Stored data
------------------------------------------------

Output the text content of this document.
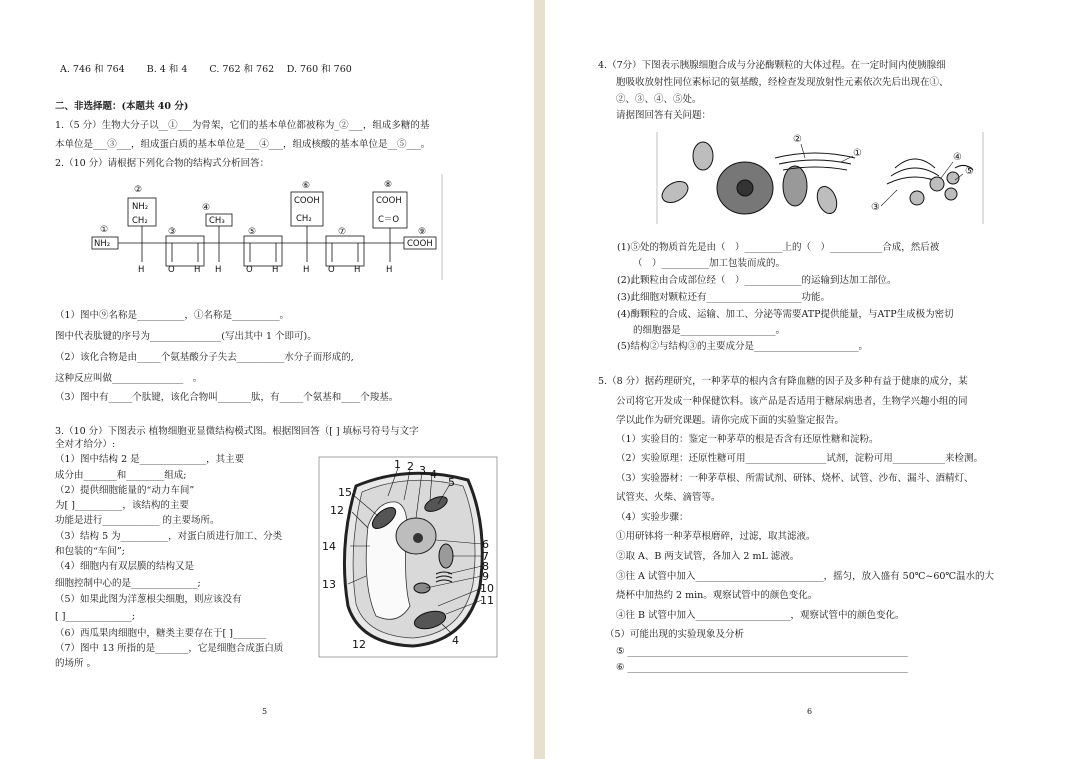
A. 746 和 764　　 B. 4 和 4　　 C. 762 和 762　 D. 760 和 760
二、非选择题：(本题共 40 分)
1.（5 分）生物大分子以__①___为骨架，它们的基本单位都被称为_②___，组成多糖的基
本单位是___③___，组成蛋白质的基本单位是___④___，组成核酸的基本单位是__⑤___。
2.（10 分）请根据下列化合物的结构式分析回答：
②
④
⑥	⑧
①	③	⑤	⑦	⑨
NH₂
CH₂	CH₃
COOH
CH₂
COOH
C＝O
NH₂	COOH
H	O H H	O H	H O H	H
（1）图中⑨名称是__________，①名称是__________。
图中代表肽键的序号为_______________(写出其中 1 个即可)。
（2）该化合物是由_____个氨基酸分子失去__________水分子而形成的,
这种反应叫做_______________　。
（3）图中有_____个肽键，该化合物叫_______肽，有_____个氨基和____个羧基。
3.（10 分）下图表示 植物细胞亚显微结构模式图。根据图回答（[ ] 填标号符号与文字
全对才给分）:
（1）图中结构 2 是______________，其主要
成分由_______和________组成;
（2）提供细胞能量的“动力车间”
为[ ]__________，该结构的主要
功能是进行____________ 的主要场所。
（3）结构 5 为__________，对蛋白质进行加工、分类
和包装的“车间”;
（4）细胞内有双层膜的结构又是
细胞控制中心的是______________;
（5）如果此图为洋葱根尖细胞，则应该没有
[ ]______________;
（6）西瓜果肉细胞中，糖类主要存在于[ ]_______
（7）图中 13 所指的是_______，它是细胞合成蛋白质
的场所 。
1 2 3 4
5
15
12
14	6
7
8
9
10
11
13
12	4
5
4.（7分）下图表示胰腺细胞合成与分泌酶颗粒的大体过程。在一定时间内使胰腺细
胞吸收放射性同位素标记的氨基酸，经检查发现放射性元素依次先后出现在①、
②、③、④、⑤处。
请据图回答有关问题：
②
①	④
⑤
③
(1)⑤处的物质首先是由（　）________上的（　）___________合成，然后被
（　）__________加工包装而成的。
(2)此颗粒由合成部位经（　）____________的运输到达加工部位。
(3)此细胞对颗粒还有____________________功能。
(4)酶颗粒的合成、运输、加工、分泌等需要ATP提供能量，与ATP生成极为密切
的细胞器是____________________。
(5)结构②与结构③的主要成分是______________________。
5.（8 分）据药理研究，一种茅草的根内含有降血糖的因子及多种有益于健康的成分，某
公司将它开发成一种保健饮料。该产品是否适用于糖尿病患者，生物学兴趣小组的同
学以此作为研究课题。请你完成下面的实验鉴定报告。
（1）实验目的：鉴定一种茅草的根是否含有还原性糖和淀粉。
（2）实验原理：还原性糖可用_________________试剂，淀粉可用___________来检测。
（3）实验器材：一种茅草根、所需试剂、研钵、烧杯、试管、沙布、漏斗、酒精灯、
试管夹、火柴、滴管等。
（4）实验步骤：
①用研钵将一种茅草根磨碎，过滤，取其滤液。
②取 A、B 两支试管，各加入 2 mL 滤液。
③往 A 试管中加入___________________________，摇匀，放入盛有 50℃~60℃温水的大
烧杯中加热约 2 min。观察试管中的颜色变化。
④往 B 试管中加入____________________，观察试管中的颜色变化。
（5）可能出现的实验现象及分析
⑤ ___________________________________________________________
⑥ ___________________________________________________________
6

------------------------------------------------

● Task prompt
Repeat the material above in full and exactly, apart from the pictures.

● Reply to the task
Output the text content of this document.
A. 746 和 764　　 B. 4 和 4　　 C. 762 和 762　 D. 760 和 760
二、非选择题：(本题共 40 分)
1.（5 分）生物大分子以__①___为骨架，它们的基本单位都被称为_②___，组成多糖的基
本单位是___③___，组成蛋白质的基本单位是___④___，组成核酸的基本单位是__⑤___。
2.（10 分）请根据下列化合物的结构式分析回答：
②
④
⑥	⑧
①	③	⑤	⑦	⑨
NH₂
CH₂	CH₃
COOH
CH₂
COOH
C＝O
NH₂	COOH
H	O H H	O H	H O H	H
（1）图中⑨名称是__________，①名称是__________。
图中代表肽键的序号为_______________(写出其中 1 个即可)。
（2）该化合物是由_____个氨基酸分子失去__________水分子而形成的,
这种反应叫做_______________　。
（3）图中有_____个肽键，该化合物叫_______肽，有_____个氨基和____个羧基。
3.（10 分）下图表示 植物细胞亚显微结构模式图。根据图回答（[ ] 填标号符号与文字
全对才给分）:
（1）图中结构 2 是______________，其主要
成分由_______和________组成;
（2）提供细胞能量的“动力车间”
为[ ]__________，该结构的主要
功能是进行____________ 的主要场所。
（3）结构 5 为__________，对蛋白质进行加工、分类
和包装的“车间”;
（4）细胞内有双层膜的结构又是
细胞控制中心的是______________;
（5）如果此图为洋葱根尖细胞，则应该没有
[ ]______________;
（6）西瓜果肉细胞中，糖类主要存在于[ ]_______
（7）图中 13 所指的是_______，它是细胞合成蛋白质
的场所 。
1 2 3 4
5
15
12
14	6
7
8
9
10
11
13
12	4
5
4.（7分）下图表示胰腺细胞合成与分泌酶颗粒的大体过程。在一定时间内使胰腺细
胞吸收放射性同位素标记的氨基酸，经检查发现放射性元素依次先后出现在①、
②、③、④、⑤处。
请据图回答有关问题：
②
①	④
⑤
③
(1)⑤处的物质首先是由（　）________上的（　）___________合成，然后被
（　）__________加工包装而成的。
(2)此颗粒由合成部位经（　）____________的运输到达加工部位。
(3)此细胞对颗粒还有____________________功能。
(4)酶颗粒的合成、运输、加工、分泌等需要ATP提供能量，与ATP生成极为密切
的细胞器是____________________。
(5)结构②与结构③的主要成分是______________________。
5.（8 分）据药理研究，一种茅草的根内含有降血糖的因子及多种有益于健康的成分，某
公司将它开发成一种保健饮料。该产品是否适用于糖尿病患者，生物学兴趣小组的同
学以此作为研究课题。请你完成下面的实验鉴定报告。
（1）实验目的：鉴定一种茅草的根是否含有还原性糖和淀粉。
（2）实验原理：还原性糖可用_________________试剂，淀粉可用___________来检测。
（3）实验器材：一种茅草根、所需试剂、研钵、烧杯、试管、沙布、漏斗、酒精灯、
试管夹、火柴、滴管等。
（4）实验步骤：
①用研钵将一种茅草根磨碎，过滤，取其滤液。
②取 A、B 两支试管，各加入 2 mL 滤液。
③往 A 试管中加入___________________________，摇匀，放入盛有 50℃~60℃温水的大
烧杯中加热约 2 min。观察试管中的颜色变化。
④往 B 试管中加入____________________，观察试管中的颜色变化。
（5）可能出现的实验现象及分析
⑤ ___________________________________________________________
⑥ ___________________________________________________________
6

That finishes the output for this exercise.